- [REQUEST]: The entries that follow should be written out exactly.

[Start AVAILABLE DATA]

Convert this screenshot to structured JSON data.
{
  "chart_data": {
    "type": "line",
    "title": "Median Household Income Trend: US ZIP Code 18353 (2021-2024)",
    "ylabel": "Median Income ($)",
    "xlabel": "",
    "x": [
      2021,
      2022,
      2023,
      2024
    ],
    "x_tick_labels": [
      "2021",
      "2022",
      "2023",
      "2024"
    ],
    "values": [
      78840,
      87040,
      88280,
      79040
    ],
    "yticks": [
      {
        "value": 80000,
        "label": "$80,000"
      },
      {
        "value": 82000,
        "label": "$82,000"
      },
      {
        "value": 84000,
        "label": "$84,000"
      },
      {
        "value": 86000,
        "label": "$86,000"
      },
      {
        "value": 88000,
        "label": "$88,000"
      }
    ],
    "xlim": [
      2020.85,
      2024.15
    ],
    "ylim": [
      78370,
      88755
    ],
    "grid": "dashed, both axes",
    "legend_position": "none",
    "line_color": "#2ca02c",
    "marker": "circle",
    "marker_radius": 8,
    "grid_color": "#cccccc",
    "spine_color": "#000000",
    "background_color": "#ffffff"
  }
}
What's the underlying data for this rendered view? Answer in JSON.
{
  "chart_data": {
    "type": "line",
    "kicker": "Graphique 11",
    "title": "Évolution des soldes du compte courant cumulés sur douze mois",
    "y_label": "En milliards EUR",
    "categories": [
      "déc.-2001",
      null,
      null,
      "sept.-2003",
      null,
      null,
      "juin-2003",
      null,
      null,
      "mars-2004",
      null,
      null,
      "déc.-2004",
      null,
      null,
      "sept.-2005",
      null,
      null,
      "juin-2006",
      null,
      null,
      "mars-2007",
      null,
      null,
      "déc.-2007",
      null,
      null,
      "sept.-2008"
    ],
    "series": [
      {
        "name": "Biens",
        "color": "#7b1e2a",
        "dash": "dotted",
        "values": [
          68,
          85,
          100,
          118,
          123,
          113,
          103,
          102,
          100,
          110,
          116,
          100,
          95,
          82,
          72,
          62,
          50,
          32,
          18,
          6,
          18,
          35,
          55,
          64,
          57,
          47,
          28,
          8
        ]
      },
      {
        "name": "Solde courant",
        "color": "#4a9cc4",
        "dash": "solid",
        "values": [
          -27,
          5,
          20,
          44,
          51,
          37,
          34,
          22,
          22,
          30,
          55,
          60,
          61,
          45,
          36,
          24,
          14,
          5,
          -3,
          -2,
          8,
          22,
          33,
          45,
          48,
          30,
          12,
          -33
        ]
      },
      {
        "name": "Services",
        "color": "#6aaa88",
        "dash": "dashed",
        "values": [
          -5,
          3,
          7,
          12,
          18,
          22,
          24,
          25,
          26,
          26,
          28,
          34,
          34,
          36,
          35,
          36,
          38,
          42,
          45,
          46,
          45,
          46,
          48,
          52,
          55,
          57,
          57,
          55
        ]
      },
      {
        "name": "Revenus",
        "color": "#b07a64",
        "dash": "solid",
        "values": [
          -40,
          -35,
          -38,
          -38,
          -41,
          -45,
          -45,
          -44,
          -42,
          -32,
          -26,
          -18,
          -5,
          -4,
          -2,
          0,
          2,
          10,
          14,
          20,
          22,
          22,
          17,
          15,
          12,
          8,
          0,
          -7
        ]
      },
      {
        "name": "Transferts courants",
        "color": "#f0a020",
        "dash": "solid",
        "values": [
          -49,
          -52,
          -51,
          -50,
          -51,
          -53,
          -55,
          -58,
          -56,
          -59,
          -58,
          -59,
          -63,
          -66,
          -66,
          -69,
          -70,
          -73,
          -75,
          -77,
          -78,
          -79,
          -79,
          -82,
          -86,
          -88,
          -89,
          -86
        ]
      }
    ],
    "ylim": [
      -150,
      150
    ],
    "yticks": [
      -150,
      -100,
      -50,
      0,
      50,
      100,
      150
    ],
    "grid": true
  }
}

[End AVAILABLE DATA]

- [ANSWER TO THE PROBLEM]:
Convert this screenshot to structured JSON data.
{
  "chart_data": {
    "type": "line",
    "title": "Median Household Income Trend: US ZIP Code 18353 (2021-2024)",
    "ylabel": "Median Income ($)",
    "xlabel": "",
    "x": [
      2021,
      2022,
      2023,
      2024
    ],
    "x_tick_labels": [
      "2021",
      "2022",
      "2023",
      "2024"
    ],
    "values": [
      78840,
      87040,
      88280,
      79040
    ],
    "yticks": [
      {
        "value": 80000,
        "label": "$80,000"
      },
      {
        "value": 82000,
        "label": "$82,000"
      },
      {
        "value": 84000,
        "label": "$84,000"
      },
      {
        "value": 86000,
        "label": "$86,000"
      },
      {
        "value": 88000,
        "label": "$88,000"
      }
    ],
    "xlim": [
      2020.85,
      2024.15
    ],
    "ylim": [
      78370,
      88755
    ],
    "grid": "dashed, both axes",
    "legend_position": "none",
    "line_color": "#2ca02c",
    "marker": "circle",
    "marker_radius": 8,
    "grid_color": "#cccccc",
    "spine_color": "#000000",
    "background_color": "#ffffff"
  }
}
What's the underlying data for this rendered view? Answer in JSON.
{
  "chart_data": {
    "type": "line",
    "kicker": "Graphique 11",
    "title": "Évolution des soldes du compte courant cumulés sur douze mois",
    "y_label": "En milliards EUR",
    "categories": [
      "déc.-2001",
      null,
      null,
      "sept.-2003",
      null,
      null,
      "juin-2003",
      null,
      null,
      "mars-2004",
      null,
      null,
      "déc.-2004",
      null,
      null,
      "sept.-2005",
      null,
      null,
      "juin-2006",
      null,
      null,
      "mars-2007",
      null,
      null,
      "déc.-2007",
      null,
      null,
      "sept.-2008"
    ],
    "series": [
      {
        "name": "Biens",
        "color": "#7b1e2a",
        "dash": "dotted",
        "values": [
          68,
          85,
          100,
          118,
          123,
          113,
          103,
          102,
          100,
          110,
          116,
          100,
          95,
          82,
          72,
          62,
          50,
          32,
          18,
          6,
          18,
          35,
          55,
          64,
          57,
          47,
          28,
          8
        ]
      },
      {
        "name": "Solde courant",
        "color": "#4a9cc4",
        "dash": "solid",
        "values": [
          -27,
          5,
          20,
          44,
          51,
          37,
          34,
          22,
          22,
          30,
          55,
          60,
          61,
          45,
          36,
          24,
          14,
          5,
          -3,
          -2,
          8,
          22,
          33,
          45,
          48,
          30,
          12,
          -33
        ]
      },
      {
        "name": "Services",
        "color": "#6aaa88",
        "dash": "dashed",
        "values": [
          -5,
          3,
          7,
          12,
          18,
          22,
          24,
          25,
          26,
          26,
          28,
          34,
          34,
          36,
          35,
          36,
          38,
          42,
          45,
          46,
          45,
          46,
          48,
          52,
          55,
          57,
          57,
          55
        ]
      },
      {
        "name": "Revenus",
        "color": "#b07a64",
        "dash": "solid",
        "values": [
          -40,
          -35,
          -38,
          -38,
          -41,
          -45,
          -45,
          -44,
          -42,
          -32,
          -26,
          -18,
          -5,
          -4,
          -2,
          0,
          2,
          10,
          14,
          20,
          22,
          22,
          17,
          15,
          12,
          8,
          0,
          -7
        ]
      },
      {
        "name": "Transferts courants",
        "color": "#f0a020",
        "dash": "solid",
        "values": [
          -49,
          -52,
          -51,
          -50,
          -51,
          -53,
          -55,
          -58,
          -56,
          -59,
          -58,
          -59,
          -63,
          -66,
          -66,
          -69,
          -70,
          -73,
          -75,
          -77,
          -78,
          -79,
          -79,
          -82,
          -86,
          -88,
          -89,
          -86
        ]
      }
    ],
    "ylim": [
      -150,
      150
    ],
    "yticks": [
      -150,
      -100,
      -50,
      0,
      50,
      100,
      150
    ],
    "grid": true
  }
}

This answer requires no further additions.